Problem:
Extract every entry word for word. Skip the pictures.

Data to use:

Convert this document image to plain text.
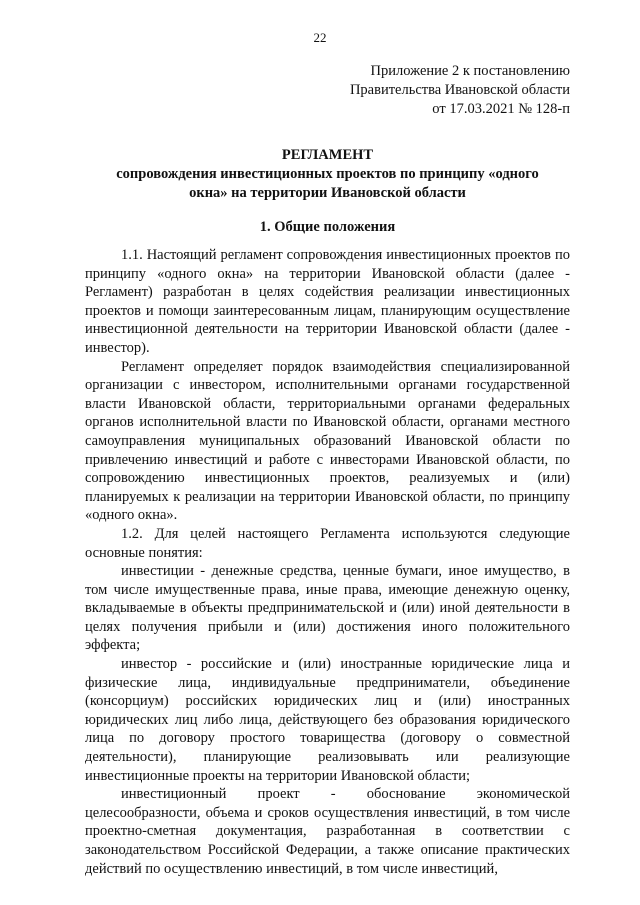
22
Приложение 2 к постановлению
Правительства Ивановской области
от 17.03.2021 № 128-п
РЕГЛАМЕНТ
сопровождения инвестиционных проектов по принципу «одного
окна» на территории Ивановской области
1. Общие положения

1.1. Настоящий регламент сопровождения инвестиционных проектов по принципу «одного окна» на территории Ивановской области (далее - Регламент) разработан в целях содействия реализации инвестиционных проектов и помощи заинтересованным лицам, планирующим осуществление инвестиционной деятельности на территории Ивановской области (далее - инвестор).

Регламент определяет порядок взаимодействия специализированной организации с инвестором, исполнительными органами государственной власти Ивановской области, территориальными органами федеральных органов исполнительной власти по Ивановской области, органами местного самоуправления муниципальных образований Ивановской области по привлечению инвестиций и работе с инвесторами Ивановской области, по сопровождению инвестиционных проектов, реализуемых и (или) планируемых к реализации на территории Ивановской области, по принципу «одного окна».

1.2. Для целей настоящего Регламента используются следующие основные понятия:

инвестиции - денежные средства, ценные бумаги, иное имущество, в том числе имущественные права, иные права, имеющие денежную оценку, вкладываемые в объекты предпринимательской и (или) иной деятельности в целях получения прибыли и (или) достижения иного положительного эффекта;

инвестор - российские и (или) иностранные юридические лица и физические лица, индивидуальные предприниматели, объединение (консорциум) российских юридических лиц и (или) иностранных юридических лиц либо лица, действующего без образования юридического лица по договору простого товарищества (договору о совместной деятельности), планирующие реализовывать или реализующие инвестиционные проекты на территории Ивановской области;

инвестиционный проект - обоснование экономической целесообразности, объема и сроков осуществления инвестиций, в том числе проектно-сметная документация, разработанная в соответствии с законодательством Российской Федерации, а также описание практических действий по осуществлению инвестиций, в том числе инвестиций,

Answer below:
Convert this document image to plain text.
22
Приложение 2 к постановлению
Правительства Ивановской области
от 17.03.2021 № 128-п
РЕГЛАМЕНТ
сопровождения инвестиционных проектов по принципу «одного
окна» на территории Ивановской области
1. Общие положения

1.1. Настоящий регламент сопровождения инвестиционных проектов по принципу «одного окна» на территории Ивановской области (далее - Регламент) разработан в целях содействия реализации инвестиционных проектов и помощи заинтересованным лицам, планирующим осуществление инвестиционной деятельности на территории Ивановской области (далее - инвестор).

Регламент определяет порядок взаимодействия специализированной организации с инвестором, исполнительными органами государственной власти Ивановской области, территориальными органами федеральных органов исполнительной власти по Ивановской области, органами местного самоуправления муниципальных образований Ивановской области по привлечению инвестиций и работе с инвесторами Ивановской области, по сопровождению инвестиционных проектов, реализуемых и (или) планируемых к реализации на территории Ивановской области, по принципу «одного окна».

1.2. Для целей настоящего Регламента используются следующие основные понятия:

инвестиции - денежные средства, ценные бумаги, иное имущество, в том числе имущественные права, иные права, имеющие денежную оценку, вкладываемые в объекты предпринимательской и (или) иной деятельности в целях получения прибыли и (или) достижения иного положительного эффекта;

инвестор - российские и (или) иностранные юридические лица и физические лица, индивидуальные предприниматели, объединение (консорциум) российских юридических лиц и (или) иностранных юридических лиц либо лица, действующего без образования юридического лица по договору простого товарищества (договору о совместной деятельности), планирующие реализовывать или реализующие инвестиционные проекты на территории Ивановской области;

инвестиционный проект - обоснование экономической целесообразности, объема и сроков осуществления инвестиций, в том числе проектно-сметная документация, разработанная в соответствии с законодательством Российской Федерации, а также описание практических действий по осуществлению инвестиций, в том числе инвестиций,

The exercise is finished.